**CONSIGNA**. Prosigue el texto sobre las críticas de Hegel a la moral kantiana a partir de su última oración.

**TEXTO SELECCIONADO**.

——

En la conclusión de Lecciones sobre la Historia de la Filosofía III Hegel anuncia que el resultado general de la historia de la filosofía nos muestra, en primer lugar, que no ha existido más que una filosofía cuyas diferencias no son sino aspectos distintos de un solo principio. En segundo, lugar que la secuencia de los sistemas filosóficos es una “sucesión necesaria de la evolución de esta ciencia”[1] y por último, que es precisamente como resultado de esta evolución que se da la Filosofía Final de una época y la Verdad en la forma más alta que acerca de sí mismo logra alcanzar la conciencia de sí del Espíritu. Tomo esta conclusión para comenzar pues considero que concebir a la filosofía como una reflexión ininterrumpida por siglos, en un movimiento hacia la comprensión del Espíritu de su época (y luego de cualquier época), explica que las críticas que Hegel hace a Kant no son sino una plataforma de despegue para su propia filosofía, la cual ya ha servido a su vez de plataforma para muchos sistemas posteriores que por momentos nos acercan al reino de los fines en sí mismos y al reino de los espíritus. Bajo esta óptica intentaré dar cuenta en el presente escrito de las críticas que Hegel en el texto La postulada armonía entre el deber y la realidad[2] hace a la filosofía moral kantiana plasmada en el capítulo primero de la Fundamentación para una metafísica de las costumbres (FMC).

——

**LÍNEAS EN BRUTO**.
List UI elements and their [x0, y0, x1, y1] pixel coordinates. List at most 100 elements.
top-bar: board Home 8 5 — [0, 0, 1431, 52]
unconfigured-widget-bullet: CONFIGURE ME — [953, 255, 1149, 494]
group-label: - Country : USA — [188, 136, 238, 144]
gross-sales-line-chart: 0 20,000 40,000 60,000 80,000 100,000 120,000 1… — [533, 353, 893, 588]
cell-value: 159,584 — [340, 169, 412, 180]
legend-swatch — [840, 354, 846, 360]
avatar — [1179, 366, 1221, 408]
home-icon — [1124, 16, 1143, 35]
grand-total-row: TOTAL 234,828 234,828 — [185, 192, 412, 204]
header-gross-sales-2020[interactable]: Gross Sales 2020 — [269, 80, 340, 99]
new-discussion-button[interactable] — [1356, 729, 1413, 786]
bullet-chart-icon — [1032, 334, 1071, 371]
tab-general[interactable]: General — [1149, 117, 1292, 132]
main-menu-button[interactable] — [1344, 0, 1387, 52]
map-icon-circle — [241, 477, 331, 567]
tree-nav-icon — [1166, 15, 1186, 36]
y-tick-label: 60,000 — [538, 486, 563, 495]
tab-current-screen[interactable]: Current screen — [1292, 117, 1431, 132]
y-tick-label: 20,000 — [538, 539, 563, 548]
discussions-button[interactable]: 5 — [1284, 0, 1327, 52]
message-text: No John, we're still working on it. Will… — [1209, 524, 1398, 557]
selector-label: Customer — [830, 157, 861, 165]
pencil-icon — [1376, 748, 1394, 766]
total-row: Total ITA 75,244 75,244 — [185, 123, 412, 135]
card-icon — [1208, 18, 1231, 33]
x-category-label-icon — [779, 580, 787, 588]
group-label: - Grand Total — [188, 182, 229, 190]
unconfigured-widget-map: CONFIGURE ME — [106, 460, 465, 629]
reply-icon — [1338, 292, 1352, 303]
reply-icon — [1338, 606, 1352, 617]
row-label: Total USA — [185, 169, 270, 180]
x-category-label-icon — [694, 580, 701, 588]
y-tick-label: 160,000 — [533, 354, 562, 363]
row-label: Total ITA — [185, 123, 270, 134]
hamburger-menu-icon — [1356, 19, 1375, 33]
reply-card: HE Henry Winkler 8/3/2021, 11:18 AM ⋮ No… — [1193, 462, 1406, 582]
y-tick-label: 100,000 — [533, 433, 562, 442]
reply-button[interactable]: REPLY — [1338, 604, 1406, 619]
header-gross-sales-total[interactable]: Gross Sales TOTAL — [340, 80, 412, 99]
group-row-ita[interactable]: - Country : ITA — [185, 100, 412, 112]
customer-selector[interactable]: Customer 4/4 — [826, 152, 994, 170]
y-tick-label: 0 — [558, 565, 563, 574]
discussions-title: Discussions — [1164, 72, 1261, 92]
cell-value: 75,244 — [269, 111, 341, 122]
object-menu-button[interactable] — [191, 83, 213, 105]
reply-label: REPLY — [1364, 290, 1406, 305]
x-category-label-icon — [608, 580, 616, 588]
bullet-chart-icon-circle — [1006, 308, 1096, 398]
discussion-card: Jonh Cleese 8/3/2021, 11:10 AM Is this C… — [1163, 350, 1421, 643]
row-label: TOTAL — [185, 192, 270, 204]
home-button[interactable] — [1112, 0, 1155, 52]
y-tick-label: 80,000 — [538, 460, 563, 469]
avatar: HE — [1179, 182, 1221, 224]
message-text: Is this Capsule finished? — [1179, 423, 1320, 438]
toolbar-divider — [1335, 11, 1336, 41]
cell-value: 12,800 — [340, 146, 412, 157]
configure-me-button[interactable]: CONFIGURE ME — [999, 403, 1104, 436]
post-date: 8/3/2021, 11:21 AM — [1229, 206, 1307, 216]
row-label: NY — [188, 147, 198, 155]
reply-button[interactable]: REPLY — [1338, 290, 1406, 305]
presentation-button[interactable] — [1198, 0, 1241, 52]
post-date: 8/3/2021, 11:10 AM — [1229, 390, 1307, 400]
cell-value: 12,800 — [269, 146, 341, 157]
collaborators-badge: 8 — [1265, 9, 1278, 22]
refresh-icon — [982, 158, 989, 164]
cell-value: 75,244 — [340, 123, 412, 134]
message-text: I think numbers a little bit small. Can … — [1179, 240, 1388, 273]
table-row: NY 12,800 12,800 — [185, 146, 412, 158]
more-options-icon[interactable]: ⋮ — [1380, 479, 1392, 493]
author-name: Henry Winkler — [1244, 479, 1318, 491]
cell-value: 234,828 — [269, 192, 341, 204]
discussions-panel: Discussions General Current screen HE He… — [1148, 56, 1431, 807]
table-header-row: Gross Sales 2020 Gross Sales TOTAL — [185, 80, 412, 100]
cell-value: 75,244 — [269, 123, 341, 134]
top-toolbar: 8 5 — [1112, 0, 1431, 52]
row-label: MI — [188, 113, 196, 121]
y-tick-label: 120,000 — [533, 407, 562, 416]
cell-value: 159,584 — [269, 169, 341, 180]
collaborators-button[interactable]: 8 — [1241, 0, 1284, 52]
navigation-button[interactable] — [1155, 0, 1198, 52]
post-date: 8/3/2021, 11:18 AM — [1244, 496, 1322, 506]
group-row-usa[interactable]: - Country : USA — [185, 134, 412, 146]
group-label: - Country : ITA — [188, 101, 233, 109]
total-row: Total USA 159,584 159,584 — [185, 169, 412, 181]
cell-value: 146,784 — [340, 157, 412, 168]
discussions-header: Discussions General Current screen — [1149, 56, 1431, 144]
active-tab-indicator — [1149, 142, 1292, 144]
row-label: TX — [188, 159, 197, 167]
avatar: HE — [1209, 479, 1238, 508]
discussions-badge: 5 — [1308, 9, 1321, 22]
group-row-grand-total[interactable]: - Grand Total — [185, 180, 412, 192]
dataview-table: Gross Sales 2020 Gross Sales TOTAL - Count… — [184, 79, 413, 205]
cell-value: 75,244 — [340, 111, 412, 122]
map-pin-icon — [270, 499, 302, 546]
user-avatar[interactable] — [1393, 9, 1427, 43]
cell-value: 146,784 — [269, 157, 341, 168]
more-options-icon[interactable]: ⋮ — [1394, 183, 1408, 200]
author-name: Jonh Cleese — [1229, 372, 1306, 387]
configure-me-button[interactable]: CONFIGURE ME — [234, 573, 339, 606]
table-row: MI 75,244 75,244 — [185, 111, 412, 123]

——

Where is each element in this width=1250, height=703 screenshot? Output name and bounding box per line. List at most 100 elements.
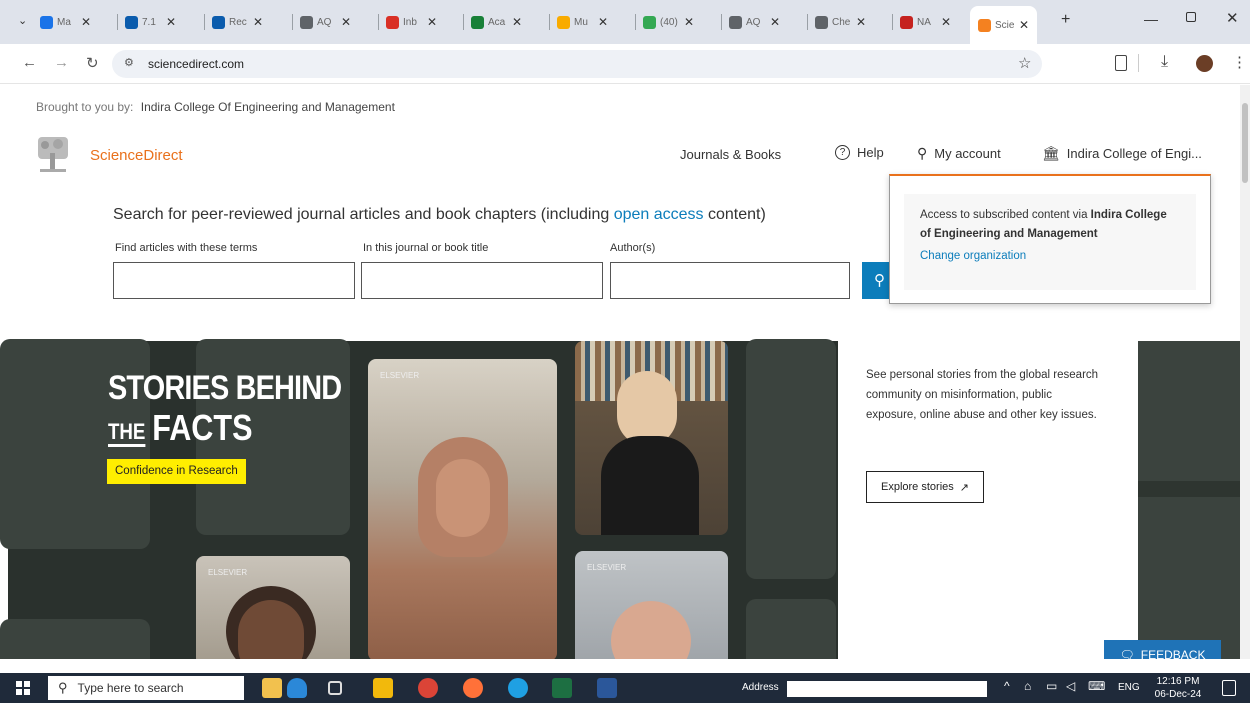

——

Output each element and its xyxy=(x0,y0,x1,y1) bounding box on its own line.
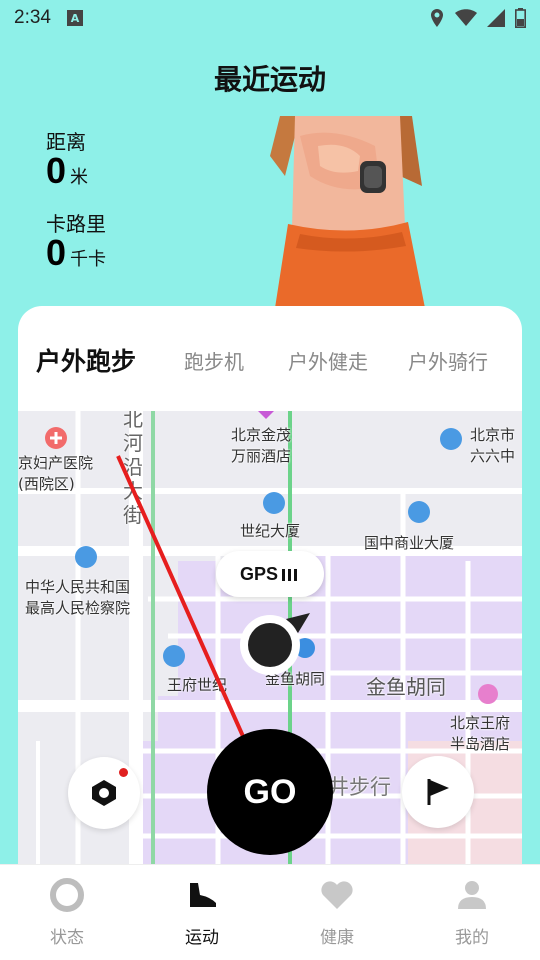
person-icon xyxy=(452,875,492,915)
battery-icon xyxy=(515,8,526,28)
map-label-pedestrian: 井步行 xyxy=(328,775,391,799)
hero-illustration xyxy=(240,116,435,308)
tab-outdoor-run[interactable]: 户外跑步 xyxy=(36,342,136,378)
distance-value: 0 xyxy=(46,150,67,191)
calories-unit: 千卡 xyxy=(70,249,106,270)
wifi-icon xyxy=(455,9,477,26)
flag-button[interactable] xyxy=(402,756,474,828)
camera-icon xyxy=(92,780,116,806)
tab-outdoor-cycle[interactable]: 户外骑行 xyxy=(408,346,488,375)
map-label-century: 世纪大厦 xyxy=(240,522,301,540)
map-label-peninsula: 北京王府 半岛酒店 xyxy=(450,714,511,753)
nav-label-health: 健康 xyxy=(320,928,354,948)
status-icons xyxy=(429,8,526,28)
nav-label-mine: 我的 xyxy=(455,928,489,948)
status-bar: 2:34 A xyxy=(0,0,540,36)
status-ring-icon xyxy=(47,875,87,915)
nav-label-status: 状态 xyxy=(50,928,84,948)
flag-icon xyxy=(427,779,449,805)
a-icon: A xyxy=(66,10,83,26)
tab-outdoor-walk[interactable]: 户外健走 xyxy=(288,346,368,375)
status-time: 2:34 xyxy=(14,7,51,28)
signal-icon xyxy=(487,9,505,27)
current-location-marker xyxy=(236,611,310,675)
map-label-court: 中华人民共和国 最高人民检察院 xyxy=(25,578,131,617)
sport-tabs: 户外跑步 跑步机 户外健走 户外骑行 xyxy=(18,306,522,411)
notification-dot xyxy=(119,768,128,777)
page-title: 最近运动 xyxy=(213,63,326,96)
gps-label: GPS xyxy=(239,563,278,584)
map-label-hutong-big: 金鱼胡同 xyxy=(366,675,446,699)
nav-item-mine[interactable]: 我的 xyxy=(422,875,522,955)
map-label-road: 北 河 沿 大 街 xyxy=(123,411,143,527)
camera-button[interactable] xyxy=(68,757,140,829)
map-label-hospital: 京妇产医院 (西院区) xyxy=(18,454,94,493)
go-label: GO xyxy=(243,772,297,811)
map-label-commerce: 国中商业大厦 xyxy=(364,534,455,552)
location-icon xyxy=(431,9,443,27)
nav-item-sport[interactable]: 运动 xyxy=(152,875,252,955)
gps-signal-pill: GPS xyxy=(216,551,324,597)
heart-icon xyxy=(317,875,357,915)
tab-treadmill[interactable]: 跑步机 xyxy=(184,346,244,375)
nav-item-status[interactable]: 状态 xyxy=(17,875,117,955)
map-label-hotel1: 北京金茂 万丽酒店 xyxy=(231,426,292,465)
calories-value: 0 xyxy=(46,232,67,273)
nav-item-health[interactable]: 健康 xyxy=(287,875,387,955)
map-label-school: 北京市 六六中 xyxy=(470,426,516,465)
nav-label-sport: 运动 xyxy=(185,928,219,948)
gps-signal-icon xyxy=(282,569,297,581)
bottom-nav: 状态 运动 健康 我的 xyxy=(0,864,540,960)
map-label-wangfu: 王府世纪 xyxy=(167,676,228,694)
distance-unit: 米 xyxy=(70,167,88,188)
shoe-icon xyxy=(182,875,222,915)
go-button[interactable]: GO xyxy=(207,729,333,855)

——

**RESPUESTA**.
En el capítulo primero de la obra kantiana en cuestión se establece como bien incondicional a la buena voluntad. Esta es la voluntad que se deja moldear por la ley dada a priori por la razón, es la forma del querer y por tanto “preside la estimación del valor global de nuestras acciones y constituye la condición de todo lo demás” (FMC <Ak.IV,397>). La buena voluntad es buena en sí misma, pues su esencia es actuar por respeto hacia la ley, su esencia es el deber. Una acción posee entonces genuino valor moral cuando es hecha por deber y no por inclinación. Es este el caso del filántropo, que aún viéndose sumergido en su propia pesadumbre y en su falta de compasión por la pesadumbre de los demás, logra al margen de toda inclinación (porque simplemente no la tiene) ocuparse de remediar las miserias ajenas. El que no haya inclinaciones inmediatas para actuar como un filántropo, es lo que hace más fácil determinar el carácter genuinamente moral  de la acción. Así también, el amor cristiano, que predica hacer el bien al prójimo, incluidos los enemigos, exige de nosotros actuar conforme al deber, aún yendo en contra de la tendencia del ánimo.

 

Erige el filósofo de Königsberg una segunda consideración con respecto al deber: No son los fines, sino la máxima a partir de la cual es realizada una acción, lo que le confiere valor moral. Máxima que se vincula con mi voluntad no en su efecto, sino como fundamento, “por lo tanto no depende de la realidad del objeto de la acción, sino simplemente del principio del querer según el cual ha sucedido tal acción, sin atender a objeto alguno de la capacidad desiderativa. (FMC< Ak.IV, 400>)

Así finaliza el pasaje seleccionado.